▸ Problem statement
All lines in the data bearing the string "structured" should be identified and copied.

(Figure data in JSON)

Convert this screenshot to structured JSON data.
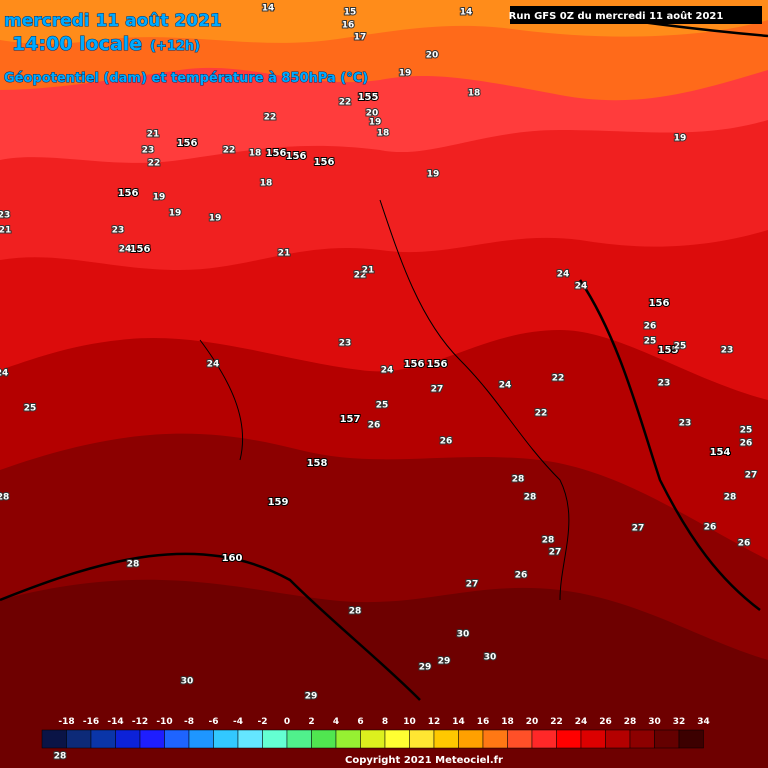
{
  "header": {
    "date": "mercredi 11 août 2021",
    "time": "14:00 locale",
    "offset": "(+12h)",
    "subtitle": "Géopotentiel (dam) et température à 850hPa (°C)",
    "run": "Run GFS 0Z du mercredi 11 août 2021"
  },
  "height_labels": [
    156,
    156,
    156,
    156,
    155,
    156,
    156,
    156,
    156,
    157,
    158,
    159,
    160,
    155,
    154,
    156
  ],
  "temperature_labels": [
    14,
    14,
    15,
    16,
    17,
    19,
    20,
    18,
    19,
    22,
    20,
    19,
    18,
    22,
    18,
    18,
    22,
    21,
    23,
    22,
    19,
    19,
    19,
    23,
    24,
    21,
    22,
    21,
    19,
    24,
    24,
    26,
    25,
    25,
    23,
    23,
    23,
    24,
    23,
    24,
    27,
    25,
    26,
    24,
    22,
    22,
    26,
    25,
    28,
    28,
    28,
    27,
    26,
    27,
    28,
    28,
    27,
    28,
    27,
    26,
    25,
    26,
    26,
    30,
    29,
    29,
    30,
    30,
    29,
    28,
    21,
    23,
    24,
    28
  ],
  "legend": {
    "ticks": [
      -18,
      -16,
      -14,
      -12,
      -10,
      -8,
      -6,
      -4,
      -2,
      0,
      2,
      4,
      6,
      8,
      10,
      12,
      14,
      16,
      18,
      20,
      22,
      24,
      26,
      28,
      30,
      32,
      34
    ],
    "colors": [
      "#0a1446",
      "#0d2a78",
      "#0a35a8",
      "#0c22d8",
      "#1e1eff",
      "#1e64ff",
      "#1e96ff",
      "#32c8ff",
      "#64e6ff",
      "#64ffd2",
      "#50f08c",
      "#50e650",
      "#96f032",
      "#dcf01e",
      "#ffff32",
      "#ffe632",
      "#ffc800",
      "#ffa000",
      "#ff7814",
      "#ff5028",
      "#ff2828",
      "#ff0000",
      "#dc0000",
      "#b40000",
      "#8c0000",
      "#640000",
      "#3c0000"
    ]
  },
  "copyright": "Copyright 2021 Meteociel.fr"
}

---

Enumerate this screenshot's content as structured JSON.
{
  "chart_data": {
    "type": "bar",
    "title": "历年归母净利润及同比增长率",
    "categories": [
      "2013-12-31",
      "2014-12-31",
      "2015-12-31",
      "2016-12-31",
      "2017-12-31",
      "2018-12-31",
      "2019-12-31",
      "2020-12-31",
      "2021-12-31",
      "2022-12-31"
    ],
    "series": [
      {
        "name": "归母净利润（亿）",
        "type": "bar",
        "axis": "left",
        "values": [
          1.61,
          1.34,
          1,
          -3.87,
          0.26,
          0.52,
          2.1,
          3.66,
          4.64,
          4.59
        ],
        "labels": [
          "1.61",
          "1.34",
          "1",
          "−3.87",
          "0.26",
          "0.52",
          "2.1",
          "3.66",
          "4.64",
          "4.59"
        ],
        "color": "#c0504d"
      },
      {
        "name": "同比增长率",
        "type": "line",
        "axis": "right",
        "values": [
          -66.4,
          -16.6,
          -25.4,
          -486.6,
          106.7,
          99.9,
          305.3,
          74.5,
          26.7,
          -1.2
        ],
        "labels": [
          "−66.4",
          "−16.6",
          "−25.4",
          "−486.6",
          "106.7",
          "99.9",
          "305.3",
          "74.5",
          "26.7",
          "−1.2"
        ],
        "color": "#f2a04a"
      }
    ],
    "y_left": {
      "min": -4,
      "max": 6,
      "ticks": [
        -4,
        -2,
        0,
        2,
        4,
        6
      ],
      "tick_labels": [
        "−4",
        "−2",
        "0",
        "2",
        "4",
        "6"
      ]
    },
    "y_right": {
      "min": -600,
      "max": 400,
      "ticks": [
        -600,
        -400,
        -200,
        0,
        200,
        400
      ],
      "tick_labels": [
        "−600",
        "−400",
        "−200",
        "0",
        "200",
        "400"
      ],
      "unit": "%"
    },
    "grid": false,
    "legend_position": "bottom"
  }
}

▸ Solution to the problem
Convert this screenshot to structured JSON data.
Enumerate this screenshot's content as structured JSON.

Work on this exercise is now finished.